_What is expected_. Write out, precisely and in full, each line of the material.

Data records:
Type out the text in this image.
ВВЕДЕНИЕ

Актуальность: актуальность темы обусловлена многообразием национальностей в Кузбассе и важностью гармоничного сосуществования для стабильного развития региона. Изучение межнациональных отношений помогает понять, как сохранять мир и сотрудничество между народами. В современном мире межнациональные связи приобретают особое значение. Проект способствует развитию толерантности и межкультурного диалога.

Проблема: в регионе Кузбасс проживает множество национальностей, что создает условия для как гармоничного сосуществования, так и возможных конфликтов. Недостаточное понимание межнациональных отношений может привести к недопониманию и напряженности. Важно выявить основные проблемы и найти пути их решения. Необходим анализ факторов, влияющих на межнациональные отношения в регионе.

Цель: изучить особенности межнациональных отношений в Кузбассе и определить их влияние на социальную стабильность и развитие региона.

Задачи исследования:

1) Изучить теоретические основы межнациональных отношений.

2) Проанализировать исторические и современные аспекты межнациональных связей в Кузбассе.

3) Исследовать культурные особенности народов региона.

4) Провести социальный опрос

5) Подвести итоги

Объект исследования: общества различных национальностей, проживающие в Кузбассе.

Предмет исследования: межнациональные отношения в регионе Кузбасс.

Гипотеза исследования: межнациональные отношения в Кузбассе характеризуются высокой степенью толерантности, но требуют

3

_Solved exercise_.
Type out the text in this image.
ВВЕДЕНИЕ

Актуальность: актуальность темы обусловлена многообразием национальностей в Кузбассе и важностью гармоничного сосуществования для стабильного развития региона. Изучение межнациональных отношений помогает понять, как сохранять мир и сотрудничество между народами. В современном мире межнациональные связи приобретают особое значение. Проект способствует развитию толерантности и межкультурного диалога.

Проблема: в регионе Кузбасс проживает множество национальностей, что создает условия для как гармоничного сосуществования, так и возможных конфликтов. Недостаточное понимание межнациональных отношений может привести к недопониманию и напряженности. Важно выявить основные проблемы и найти пути их решения. Необходим анализ факторов, влияющих на межнациональные отношения в регионе.

Цель: изучить особенности межнациональных отношений в Кузбассе и определить их влияние на социальную стабильность и развитие региона.

Задачи исследования:

1) Изучить теоретические основы межнациональных отношений.

2) Проанализировать исторические и современные аспекты межнациональных связей в Кузбассе.

3) Исследовать культурные особенности народов региона.

4) Провести социальный опрос

5) Подвести итоги

Объект исследования: общества различных национальностей, проживающие в Кузбассе.

Предмет исследования: межнациональные отношения в регионе Кузбасс.

Гипотеза исследования: межнациональные отношения в Кузбассе характеризуются высокой степенью толерантности, но требуют

3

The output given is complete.